[Problem to work on]: Reproduce the records below exactly as given.

start Source material

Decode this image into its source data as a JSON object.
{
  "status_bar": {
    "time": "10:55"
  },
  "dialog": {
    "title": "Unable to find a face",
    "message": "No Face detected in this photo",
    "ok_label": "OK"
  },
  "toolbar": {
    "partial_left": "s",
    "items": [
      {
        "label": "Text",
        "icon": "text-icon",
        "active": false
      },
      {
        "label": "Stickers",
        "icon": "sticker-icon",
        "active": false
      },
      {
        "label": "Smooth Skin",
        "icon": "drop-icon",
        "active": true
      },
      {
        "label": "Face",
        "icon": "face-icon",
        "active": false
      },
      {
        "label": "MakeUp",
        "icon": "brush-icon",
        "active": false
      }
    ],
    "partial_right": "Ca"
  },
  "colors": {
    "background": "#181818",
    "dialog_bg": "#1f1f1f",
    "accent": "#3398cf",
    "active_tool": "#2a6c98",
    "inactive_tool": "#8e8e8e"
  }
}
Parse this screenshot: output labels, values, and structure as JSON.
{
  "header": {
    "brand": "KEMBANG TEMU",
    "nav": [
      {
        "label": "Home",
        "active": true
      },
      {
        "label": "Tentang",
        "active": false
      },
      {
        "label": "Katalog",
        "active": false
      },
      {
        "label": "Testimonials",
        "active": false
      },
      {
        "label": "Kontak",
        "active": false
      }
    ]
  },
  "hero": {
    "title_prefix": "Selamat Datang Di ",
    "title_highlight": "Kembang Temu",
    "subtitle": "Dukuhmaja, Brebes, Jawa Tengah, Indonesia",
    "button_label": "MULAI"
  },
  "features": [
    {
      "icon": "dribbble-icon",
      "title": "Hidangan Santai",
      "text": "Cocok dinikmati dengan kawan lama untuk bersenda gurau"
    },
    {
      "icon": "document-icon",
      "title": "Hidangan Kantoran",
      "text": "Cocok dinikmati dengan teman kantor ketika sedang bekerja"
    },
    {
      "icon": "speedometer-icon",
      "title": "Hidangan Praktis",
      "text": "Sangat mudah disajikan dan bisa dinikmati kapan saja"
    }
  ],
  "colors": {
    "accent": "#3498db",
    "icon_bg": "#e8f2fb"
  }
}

end Source material

[Exercise output]:
Decode this image into its source data as a JSON object.
{
  "status_bar": {
    "time": "10:55"
  },
  "dialog": {
    "title": "Unable to find a face",
    "message": "No Face detected in this photo",
    "ok_label": "OK"
  },
  "toolbar": {
    "partial_left": "s",
    "items": [
      {
        "label": "Text",
        "icon": "text-icon",
        "active": false
      },
      {
        "label": "Stickers",
        "icon": "sticker-icon",
        "active": false
      },
      {
        "label": "Smooth Skin",
        "icon": "drop-icon",
        "active": true
      },
      {
        "label": "Face",
        "icon": "face-icon",
        "active": false
      },
      {
        "label": "MakeUp",
        "icon": "brush-icon",
        "active": false
      }
    ],
    "partial_right": "Ca"
  },
  "colors": {
    "background": "#181818",
    "dialog_bg": "#1f1f1f",
    "accent": "#3398cf",
    "active_tool": "#2a6c98",
    "inactive_tool": "#8e8e8e"
  }
}
Parse this screenshot: output labels, values, and structure as JSON.
{
  "header": {
    "brand": "KEMBANG TEMU",
    "nav": [
      {
        "label": "Home",
        "active": true
      },
      {
        "label": "Tentang",
        "active": false
      },
      {
        "label": "Katalog",
        "active": false
      },
      {
        "label": "Testimonials",
        "active": false
      },
      {
        "label": "Kontak",
        "active": false
      }
    ]
  },
  "hero": {
    "title_prefix": "Selamat Datang Di ",
    "title_highlight": "Kembang Temu",
    "subtitle": "Dukuhmaja, Brebes, Jawa Tengah, Indonesia",
    "button_label": "MULAI"
  },
  "features": [
    {
      "icon": "dribbble-icon",
      "title": "Hidangan Santai",
      "text": "Cocok dinikmati dengan kawan lama untuk bersenda gurau"
    },
    {
      "icon": "document-icon",
      "title": "Hidangan Kantoran",
      "text": "Cocok dinikmati dengan teman kantor ketika sedang bekerja"
    },
    {
      "icon": "speedometer-icon",
      "title": "Hidangan Praktis",
      "text": "Sangat mudah disajikan dan bisa dinikmati kapan saja"
    }
  ],
  "colors": {
    "accent": "#3498db",
    "icon_bg": "#e8f2fb"
  }
}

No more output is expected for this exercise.